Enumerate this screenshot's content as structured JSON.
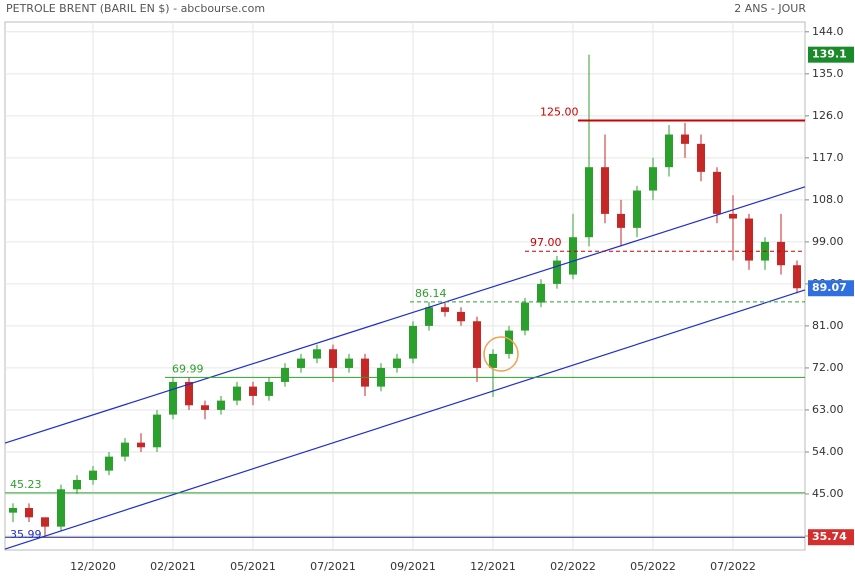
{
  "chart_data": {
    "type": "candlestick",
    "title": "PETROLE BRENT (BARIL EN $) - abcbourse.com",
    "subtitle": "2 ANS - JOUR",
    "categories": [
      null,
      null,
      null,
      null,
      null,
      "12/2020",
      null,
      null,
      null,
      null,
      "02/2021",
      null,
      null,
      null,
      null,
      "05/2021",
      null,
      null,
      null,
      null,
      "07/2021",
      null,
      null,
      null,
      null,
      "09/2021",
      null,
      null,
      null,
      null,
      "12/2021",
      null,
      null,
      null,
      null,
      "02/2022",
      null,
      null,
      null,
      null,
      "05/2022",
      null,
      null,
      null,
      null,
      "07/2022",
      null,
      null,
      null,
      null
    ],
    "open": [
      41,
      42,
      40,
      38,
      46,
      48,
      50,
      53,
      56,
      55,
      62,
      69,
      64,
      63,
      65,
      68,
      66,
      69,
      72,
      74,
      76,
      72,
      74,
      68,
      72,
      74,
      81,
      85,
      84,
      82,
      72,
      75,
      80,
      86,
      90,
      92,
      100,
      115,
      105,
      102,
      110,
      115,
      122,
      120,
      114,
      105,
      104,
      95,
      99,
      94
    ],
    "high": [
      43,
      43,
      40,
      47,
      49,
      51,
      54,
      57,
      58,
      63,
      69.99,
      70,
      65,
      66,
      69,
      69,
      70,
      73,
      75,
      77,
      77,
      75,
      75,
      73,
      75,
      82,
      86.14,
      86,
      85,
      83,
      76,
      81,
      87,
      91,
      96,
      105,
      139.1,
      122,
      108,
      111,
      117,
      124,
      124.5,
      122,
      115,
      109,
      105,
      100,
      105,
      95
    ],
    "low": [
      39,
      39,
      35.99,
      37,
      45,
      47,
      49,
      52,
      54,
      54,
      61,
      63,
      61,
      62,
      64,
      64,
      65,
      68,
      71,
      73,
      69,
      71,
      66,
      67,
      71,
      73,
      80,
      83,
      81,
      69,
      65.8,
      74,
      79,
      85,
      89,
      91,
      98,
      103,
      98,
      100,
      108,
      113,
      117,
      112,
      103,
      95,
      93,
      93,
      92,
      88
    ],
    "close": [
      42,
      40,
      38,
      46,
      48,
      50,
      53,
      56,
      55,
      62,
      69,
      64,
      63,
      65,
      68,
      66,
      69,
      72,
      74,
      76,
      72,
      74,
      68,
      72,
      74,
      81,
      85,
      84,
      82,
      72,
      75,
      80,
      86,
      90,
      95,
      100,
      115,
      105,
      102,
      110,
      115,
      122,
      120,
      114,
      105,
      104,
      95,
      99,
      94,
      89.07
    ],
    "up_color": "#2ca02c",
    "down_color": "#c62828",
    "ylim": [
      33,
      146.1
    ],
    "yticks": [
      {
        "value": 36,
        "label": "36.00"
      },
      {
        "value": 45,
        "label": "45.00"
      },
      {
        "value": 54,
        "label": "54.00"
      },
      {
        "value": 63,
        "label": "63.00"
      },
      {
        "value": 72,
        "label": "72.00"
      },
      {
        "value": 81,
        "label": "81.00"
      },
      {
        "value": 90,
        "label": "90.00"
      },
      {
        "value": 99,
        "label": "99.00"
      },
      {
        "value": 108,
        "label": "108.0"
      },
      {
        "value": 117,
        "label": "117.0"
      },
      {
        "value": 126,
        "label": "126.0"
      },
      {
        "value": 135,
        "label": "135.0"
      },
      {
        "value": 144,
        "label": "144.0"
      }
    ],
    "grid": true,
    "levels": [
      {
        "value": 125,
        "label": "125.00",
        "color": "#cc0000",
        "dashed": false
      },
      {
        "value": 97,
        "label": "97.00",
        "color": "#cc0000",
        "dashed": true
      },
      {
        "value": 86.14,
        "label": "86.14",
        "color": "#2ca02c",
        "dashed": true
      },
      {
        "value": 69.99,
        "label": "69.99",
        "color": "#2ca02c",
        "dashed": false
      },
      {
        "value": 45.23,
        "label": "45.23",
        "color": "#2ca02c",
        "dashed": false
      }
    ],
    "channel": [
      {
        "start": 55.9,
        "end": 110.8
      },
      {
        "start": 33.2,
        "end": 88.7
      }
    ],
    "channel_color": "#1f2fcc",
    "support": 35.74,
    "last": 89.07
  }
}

____

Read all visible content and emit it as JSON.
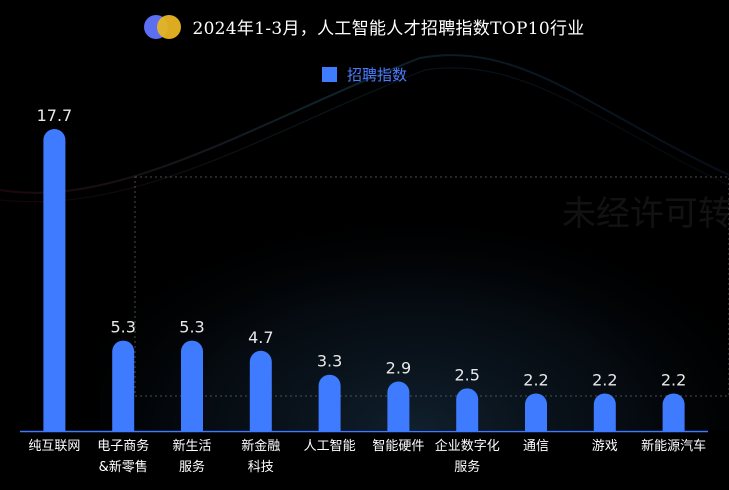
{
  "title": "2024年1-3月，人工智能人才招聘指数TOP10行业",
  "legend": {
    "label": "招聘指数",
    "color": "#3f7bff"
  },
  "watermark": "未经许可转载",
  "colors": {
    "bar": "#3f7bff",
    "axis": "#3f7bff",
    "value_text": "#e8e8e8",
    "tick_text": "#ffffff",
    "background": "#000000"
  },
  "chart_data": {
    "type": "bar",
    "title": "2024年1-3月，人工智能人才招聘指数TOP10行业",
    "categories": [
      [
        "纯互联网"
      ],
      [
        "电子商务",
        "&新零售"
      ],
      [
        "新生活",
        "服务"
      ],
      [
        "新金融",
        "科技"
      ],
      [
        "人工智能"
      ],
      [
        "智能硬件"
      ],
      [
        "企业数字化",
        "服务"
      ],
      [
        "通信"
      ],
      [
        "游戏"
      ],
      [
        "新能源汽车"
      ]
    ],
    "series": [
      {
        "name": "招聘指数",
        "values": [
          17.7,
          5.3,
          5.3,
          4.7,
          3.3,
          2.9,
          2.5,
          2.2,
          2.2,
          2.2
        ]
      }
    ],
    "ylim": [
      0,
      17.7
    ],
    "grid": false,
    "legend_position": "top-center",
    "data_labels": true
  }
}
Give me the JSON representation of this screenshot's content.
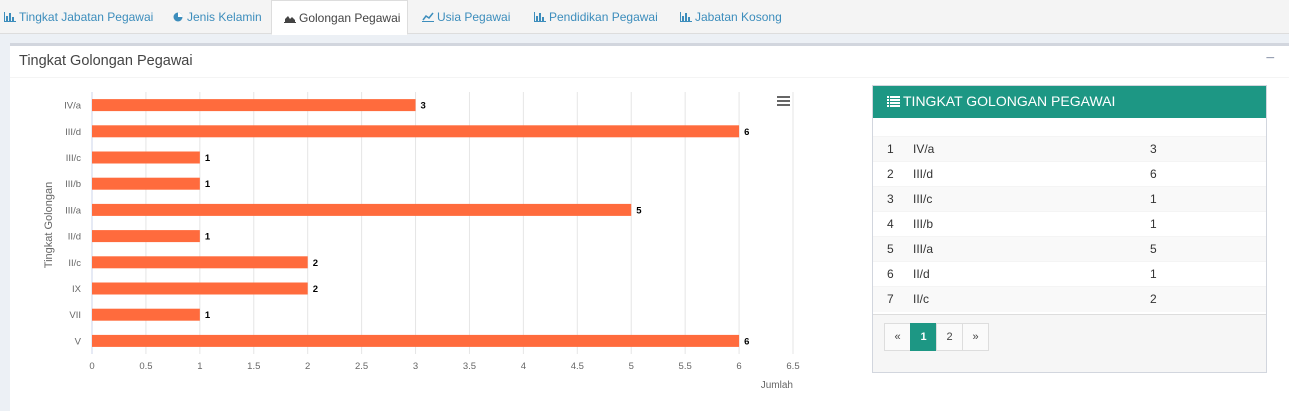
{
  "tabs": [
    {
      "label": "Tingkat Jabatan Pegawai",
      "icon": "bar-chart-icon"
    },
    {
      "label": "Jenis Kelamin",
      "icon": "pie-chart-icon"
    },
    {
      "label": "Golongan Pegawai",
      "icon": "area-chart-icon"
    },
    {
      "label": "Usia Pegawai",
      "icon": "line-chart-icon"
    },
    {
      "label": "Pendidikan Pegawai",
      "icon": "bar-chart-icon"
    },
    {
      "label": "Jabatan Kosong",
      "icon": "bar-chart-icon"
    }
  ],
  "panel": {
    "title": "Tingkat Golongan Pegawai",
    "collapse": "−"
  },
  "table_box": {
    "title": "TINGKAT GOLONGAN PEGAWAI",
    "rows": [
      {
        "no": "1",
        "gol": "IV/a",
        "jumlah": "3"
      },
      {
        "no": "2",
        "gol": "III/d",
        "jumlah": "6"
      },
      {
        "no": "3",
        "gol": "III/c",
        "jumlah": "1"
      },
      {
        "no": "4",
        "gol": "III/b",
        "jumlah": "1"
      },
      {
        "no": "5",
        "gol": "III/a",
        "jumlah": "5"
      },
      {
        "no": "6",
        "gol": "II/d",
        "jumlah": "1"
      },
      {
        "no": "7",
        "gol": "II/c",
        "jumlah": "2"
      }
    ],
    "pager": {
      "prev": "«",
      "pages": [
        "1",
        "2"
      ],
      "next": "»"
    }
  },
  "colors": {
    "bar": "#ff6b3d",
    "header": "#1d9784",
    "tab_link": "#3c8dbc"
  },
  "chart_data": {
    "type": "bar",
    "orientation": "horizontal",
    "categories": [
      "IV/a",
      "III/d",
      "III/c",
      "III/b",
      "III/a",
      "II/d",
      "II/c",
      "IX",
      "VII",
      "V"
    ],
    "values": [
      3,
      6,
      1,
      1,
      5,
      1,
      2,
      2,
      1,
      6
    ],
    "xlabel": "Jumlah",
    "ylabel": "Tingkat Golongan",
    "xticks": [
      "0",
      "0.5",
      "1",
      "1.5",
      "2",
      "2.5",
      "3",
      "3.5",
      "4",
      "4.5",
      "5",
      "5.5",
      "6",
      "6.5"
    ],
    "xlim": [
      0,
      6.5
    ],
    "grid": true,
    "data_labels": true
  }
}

____

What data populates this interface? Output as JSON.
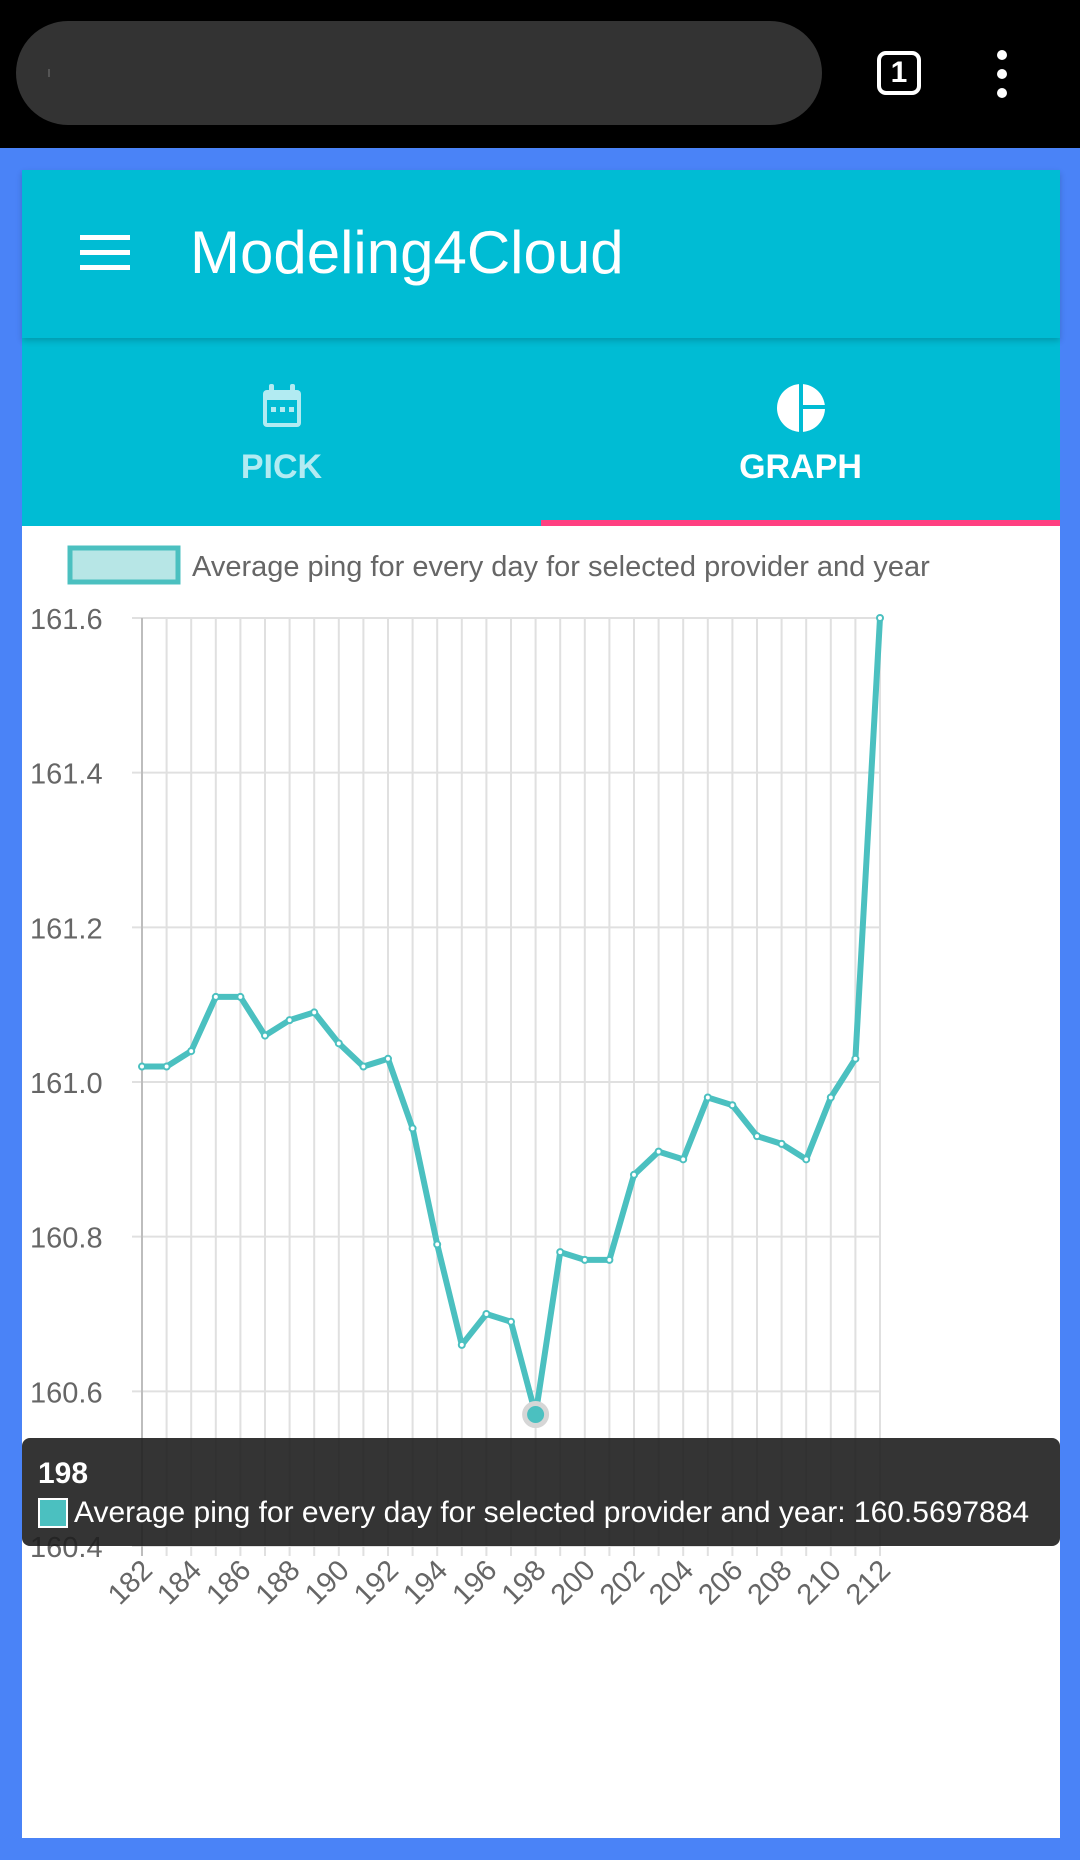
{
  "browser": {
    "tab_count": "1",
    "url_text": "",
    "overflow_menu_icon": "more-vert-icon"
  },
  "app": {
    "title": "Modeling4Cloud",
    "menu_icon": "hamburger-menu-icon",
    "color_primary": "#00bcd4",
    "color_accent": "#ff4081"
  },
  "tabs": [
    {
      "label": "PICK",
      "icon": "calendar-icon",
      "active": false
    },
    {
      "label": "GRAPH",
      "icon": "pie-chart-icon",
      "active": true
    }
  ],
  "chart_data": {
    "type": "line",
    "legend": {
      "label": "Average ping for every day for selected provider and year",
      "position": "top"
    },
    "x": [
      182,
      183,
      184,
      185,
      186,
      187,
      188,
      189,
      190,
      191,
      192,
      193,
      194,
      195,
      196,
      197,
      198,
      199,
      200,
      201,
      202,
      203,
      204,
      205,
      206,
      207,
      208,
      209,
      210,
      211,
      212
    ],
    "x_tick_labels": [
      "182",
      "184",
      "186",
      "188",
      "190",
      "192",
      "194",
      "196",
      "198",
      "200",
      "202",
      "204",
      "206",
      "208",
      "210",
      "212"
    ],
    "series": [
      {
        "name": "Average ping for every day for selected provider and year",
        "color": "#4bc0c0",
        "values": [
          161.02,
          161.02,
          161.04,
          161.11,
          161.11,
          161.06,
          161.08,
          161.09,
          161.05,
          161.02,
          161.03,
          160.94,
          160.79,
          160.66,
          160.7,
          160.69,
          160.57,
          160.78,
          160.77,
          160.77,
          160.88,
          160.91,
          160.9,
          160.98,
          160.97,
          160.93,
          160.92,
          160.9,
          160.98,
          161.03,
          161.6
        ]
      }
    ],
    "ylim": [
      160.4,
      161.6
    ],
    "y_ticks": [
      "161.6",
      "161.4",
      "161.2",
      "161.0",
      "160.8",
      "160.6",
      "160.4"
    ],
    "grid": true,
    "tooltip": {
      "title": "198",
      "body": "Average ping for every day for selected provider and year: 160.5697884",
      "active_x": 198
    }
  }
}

____

In the records above, locate the lines holding the word "provider". Copy each of them.

      "label": "Average ping for every day for selected provider and year",
        "name": "Average ping for every day for selected provider and year",
      "body": "Average ping for every day for selected provider and year: 160.5697884",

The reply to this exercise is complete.